## 課題 1
アレックス・ロドリゲスを扱った本文から、二重引用符“ ”で囲まれた語句をすべて書き出せ。
## 課題 2
注釈付き要素の一覧について、最初の行から「legend-dm-label: Deutsche Mark」を含む行までを両端も含めて一字一句そのまま書き写せ。

Aロッドの夏 我々は不名誉な歴史の目撃者

杉浦大介

今ではMLBの禁止薬物問題の代名詞的な存在に

A−ロッドを巡る“サーカスの日々”、我々は“不名誉な歴史”の目撃者になるだろう 【Getty Images】

「ステロイドの力を借りて作られたバリー・ボンズの記録を破り、MLBの通算本塁打レコードの価値を取り戻す男」
 まだクリーンだと信じられていた頃、ヤンキースのアレックス・ロドリゲスがそんな風に形容されていたのがもう遥か昔のことに思える。
 通算648本塁打、MVP3度のスラッガーが、1990年代以降のメジャーリーグを代表する選手であることは間違いない。しかしこの希代の風雲児は、今ではMLBの禁止薬物問題の代名詞的な存在であり、“歩くリアリティ番組”と評されるのが相応しいお騒がせ選手になってしまった。

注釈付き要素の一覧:

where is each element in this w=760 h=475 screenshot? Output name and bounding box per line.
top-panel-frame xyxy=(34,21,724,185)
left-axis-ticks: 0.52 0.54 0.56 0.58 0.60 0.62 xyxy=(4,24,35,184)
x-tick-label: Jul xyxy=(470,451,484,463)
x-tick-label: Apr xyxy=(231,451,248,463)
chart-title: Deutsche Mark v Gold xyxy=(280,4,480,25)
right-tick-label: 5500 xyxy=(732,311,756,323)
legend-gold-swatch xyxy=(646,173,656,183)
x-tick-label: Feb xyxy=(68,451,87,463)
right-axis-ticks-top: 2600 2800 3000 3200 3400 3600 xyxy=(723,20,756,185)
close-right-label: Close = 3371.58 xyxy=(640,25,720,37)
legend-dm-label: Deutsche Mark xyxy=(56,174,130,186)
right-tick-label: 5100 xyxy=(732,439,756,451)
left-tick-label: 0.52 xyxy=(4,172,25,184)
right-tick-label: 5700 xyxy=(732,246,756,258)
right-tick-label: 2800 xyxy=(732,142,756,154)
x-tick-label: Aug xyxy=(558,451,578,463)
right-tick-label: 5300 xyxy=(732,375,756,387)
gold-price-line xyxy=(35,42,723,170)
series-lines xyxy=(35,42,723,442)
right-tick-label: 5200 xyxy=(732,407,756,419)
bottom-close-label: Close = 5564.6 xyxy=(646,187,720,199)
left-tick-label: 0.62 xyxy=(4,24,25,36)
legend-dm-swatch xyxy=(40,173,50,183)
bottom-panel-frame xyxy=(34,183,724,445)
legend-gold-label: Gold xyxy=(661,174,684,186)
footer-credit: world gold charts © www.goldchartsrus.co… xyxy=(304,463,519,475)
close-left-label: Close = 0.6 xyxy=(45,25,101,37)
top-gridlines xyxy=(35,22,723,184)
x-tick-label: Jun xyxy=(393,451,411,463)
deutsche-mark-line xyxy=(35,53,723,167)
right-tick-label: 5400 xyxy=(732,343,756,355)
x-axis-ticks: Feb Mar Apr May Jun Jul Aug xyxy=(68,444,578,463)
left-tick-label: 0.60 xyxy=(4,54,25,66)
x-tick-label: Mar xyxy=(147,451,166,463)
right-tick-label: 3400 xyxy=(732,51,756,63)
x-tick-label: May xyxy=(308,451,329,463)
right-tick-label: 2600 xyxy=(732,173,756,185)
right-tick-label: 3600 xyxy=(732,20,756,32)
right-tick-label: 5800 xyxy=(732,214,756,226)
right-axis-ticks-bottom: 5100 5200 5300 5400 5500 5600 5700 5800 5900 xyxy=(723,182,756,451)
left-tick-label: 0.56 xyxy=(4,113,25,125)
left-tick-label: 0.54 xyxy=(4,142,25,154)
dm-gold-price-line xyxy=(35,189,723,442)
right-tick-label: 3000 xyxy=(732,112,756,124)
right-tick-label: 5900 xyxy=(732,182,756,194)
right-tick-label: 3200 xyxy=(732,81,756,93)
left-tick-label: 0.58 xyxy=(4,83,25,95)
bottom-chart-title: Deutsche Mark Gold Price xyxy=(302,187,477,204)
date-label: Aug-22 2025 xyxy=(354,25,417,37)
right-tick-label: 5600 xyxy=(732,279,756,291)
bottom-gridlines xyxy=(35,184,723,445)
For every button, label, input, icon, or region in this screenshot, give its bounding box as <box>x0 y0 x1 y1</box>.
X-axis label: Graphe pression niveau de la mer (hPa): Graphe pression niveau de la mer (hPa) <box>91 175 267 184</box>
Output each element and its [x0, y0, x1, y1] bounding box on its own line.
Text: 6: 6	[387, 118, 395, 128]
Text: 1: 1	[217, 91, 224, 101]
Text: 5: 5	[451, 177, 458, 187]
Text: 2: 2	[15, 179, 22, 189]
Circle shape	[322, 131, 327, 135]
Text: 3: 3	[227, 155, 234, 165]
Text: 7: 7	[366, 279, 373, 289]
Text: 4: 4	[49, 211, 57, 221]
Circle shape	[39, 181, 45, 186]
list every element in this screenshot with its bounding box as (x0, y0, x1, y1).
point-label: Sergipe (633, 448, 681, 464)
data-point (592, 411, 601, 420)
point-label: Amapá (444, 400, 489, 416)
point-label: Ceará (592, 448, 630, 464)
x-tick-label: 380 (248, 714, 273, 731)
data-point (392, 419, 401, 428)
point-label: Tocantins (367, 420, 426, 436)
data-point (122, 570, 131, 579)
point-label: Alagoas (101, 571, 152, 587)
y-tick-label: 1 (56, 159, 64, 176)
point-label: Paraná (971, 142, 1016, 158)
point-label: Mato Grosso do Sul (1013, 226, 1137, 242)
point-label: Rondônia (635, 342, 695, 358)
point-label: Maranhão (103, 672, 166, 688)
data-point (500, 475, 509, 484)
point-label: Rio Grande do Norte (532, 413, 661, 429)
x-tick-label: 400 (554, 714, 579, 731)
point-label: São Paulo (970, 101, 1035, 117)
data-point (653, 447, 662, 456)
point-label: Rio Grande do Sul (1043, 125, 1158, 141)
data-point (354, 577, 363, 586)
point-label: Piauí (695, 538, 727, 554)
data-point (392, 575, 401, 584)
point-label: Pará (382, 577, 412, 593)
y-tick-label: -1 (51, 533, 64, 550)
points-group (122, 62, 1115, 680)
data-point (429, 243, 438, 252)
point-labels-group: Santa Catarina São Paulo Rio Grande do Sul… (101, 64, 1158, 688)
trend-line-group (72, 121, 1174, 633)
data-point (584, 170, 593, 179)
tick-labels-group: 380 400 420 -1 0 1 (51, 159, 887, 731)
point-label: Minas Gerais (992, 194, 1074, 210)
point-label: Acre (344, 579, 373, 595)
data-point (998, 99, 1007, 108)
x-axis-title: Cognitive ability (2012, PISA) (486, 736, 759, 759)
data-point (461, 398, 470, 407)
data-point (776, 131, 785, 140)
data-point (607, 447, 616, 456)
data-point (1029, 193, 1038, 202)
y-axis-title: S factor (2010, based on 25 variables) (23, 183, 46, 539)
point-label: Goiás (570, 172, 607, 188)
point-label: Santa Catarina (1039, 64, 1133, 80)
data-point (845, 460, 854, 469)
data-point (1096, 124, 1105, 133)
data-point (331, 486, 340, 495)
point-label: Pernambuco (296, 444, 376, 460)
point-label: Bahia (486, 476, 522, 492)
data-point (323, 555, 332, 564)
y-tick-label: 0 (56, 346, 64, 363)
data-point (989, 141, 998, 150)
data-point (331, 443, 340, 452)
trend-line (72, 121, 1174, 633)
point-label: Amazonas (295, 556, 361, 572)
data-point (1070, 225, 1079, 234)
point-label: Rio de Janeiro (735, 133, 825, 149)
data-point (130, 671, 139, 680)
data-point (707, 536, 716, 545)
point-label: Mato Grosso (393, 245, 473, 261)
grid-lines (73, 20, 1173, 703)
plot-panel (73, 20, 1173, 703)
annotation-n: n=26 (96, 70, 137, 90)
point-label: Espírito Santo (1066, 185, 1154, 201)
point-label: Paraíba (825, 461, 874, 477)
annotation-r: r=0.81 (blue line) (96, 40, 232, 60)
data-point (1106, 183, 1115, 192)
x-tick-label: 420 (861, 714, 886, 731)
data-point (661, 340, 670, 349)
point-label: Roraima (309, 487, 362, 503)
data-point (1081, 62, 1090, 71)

## 正解 1
サーカスの日々
不名誉な歴史
歩くリアリティ番組

## 正解 2
where is each element in this w=760 h=475 screenshot? Output name and bounding box per line.
top-panel-frame xyxy=(34,21,724,185)
left-axis-ticks: 0.52 0.54 0.56 0.58 0.60 0.62 xyxy=(4,24,35,184)
x-tick-label: Jul xyxy=(470,451,484,463)
x-tick-label: Apr xyxy=(231,451,248,463)
chart-title: Deutsche Mark v Gold xyxy=(280,4,480,25)
right-tick-label: 5500 xyxy=(732,311,756,323)
legend-gold-swatch xyxy=(646,173,656,183)
x-tick-label: Feb xyxy=(68,451,87,463)
right-axis-ticks-top: 2600 2800 3000 3200 3400 3600 xyxy=(723,20,756,185)
close-right-label: Close = 3371.58 xyxy=(640,25,720,37)
legend-dm-label: Deutsche Mark xyxy=(56,174,130,186)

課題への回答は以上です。